**Aim of the exercise:**
Report the number of lines that hold the string "description". Leave out any other text.

(Data items)
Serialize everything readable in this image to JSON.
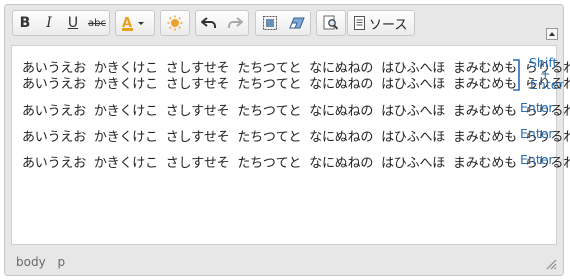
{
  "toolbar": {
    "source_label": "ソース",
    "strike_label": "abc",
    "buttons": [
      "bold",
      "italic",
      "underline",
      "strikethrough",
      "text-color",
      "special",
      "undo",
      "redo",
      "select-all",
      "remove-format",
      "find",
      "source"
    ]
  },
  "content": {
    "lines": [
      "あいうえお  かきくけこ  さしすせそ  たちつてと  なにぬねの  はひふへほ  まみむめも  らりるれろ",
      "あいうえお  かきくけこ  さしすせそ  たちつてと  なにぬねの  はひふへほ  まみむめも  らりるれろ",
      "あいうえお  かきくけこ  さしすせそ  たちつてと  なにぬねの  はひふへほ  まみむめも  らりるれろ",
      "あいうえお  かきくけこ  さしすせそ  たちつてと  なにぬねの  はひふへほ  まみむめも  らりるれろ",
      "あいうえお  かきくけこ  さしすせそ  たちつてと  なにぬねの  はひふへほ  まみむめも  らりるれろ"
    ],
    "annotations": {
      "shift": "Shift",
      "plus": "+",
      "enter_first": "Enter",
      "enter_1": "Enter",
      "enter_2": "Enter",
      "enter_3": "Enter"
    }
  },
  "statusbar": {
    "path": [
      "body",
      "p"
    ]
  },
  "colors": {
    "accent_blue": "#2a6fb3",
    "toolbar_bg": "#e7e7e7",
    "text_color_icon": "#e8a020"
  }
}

==

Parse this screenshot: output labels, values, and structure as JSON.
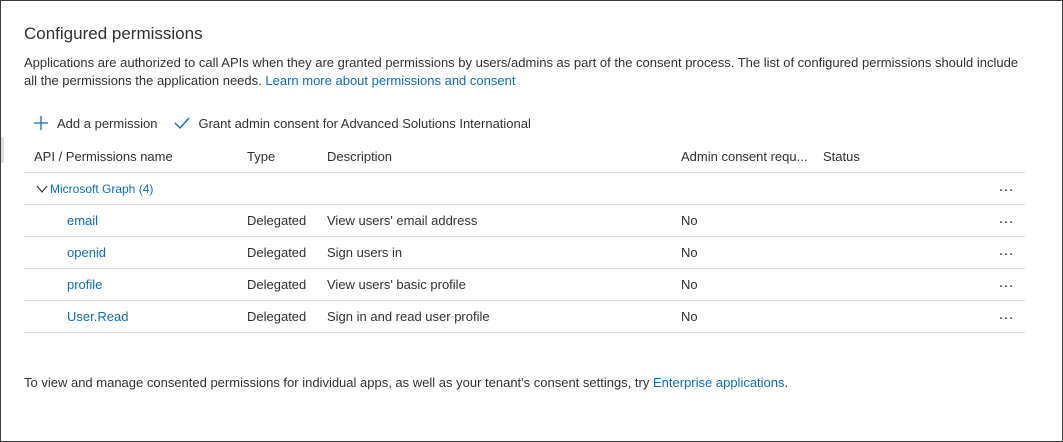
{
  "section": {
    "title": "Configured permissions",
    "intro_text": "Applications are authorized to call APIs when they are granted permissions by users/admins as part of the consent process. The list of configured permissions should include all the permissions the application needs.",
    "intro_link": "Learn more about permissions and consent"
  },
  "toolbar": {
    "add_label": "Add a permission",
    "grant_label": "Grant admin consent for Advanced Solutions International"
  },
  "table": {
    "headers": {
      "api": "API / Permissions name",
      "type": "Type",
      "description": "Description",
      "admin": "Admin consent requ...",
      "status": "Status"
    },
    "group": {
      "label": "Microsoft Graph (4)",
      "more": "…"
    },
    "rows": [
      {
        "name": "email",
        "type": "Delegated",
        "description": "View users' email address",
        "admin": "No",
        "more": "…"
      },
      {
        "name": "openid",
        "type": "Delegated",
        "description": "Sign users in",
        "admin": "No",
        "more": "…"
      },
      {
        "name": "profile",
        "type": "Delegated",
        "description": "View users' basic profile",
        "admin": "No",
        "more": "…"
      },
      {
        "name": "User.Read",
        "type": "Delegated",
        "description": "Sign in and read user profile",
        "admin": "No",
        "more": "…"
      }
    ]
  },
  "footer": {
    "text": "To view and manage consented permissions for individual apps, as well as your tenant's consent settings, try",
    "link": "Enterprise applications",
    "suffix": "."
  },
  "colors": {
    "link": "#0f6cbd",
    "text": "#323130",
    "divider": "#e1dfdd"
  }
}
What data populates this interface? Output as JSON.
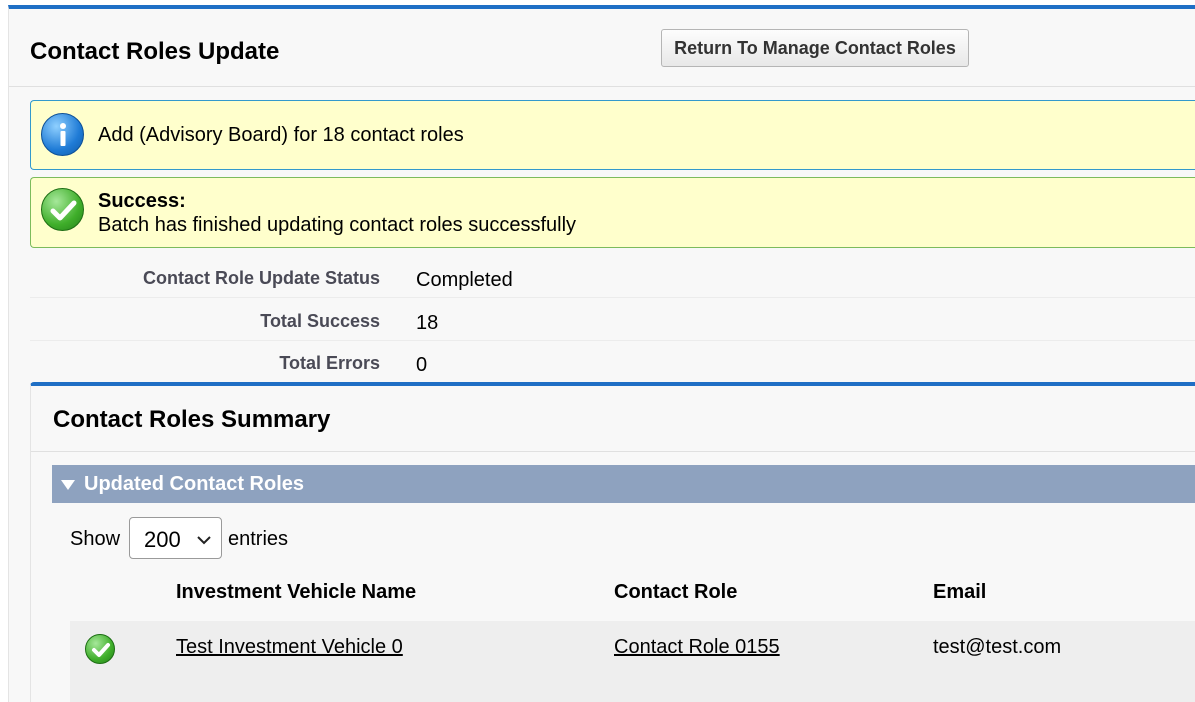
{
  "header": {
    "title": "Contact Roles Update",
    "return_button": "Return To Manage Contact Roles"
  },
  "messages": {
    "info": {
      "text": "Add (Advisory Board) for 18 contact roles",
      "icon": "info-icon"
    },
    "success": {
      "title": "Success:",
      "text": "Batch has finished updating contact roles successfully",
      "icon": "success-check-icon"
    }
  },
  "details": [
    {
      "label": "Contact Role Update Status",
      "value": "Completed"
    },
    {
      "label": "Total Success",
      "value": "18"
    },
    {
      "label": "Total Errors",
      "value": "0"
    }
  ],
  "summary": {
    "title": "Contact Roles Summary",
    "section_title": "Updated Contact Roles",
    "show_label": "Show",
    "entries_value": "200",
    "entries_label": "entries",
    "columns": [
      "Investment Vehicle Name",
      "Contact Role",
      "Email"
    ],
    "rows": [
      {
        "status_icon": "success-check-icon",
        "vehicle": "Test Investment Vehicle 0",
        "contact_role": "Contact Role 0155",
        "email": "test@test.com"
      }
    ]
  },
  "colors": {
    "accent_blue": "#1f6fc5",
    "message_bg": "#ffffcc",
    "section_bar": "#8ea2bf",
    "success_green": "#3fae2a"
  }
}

**Written solution:**
5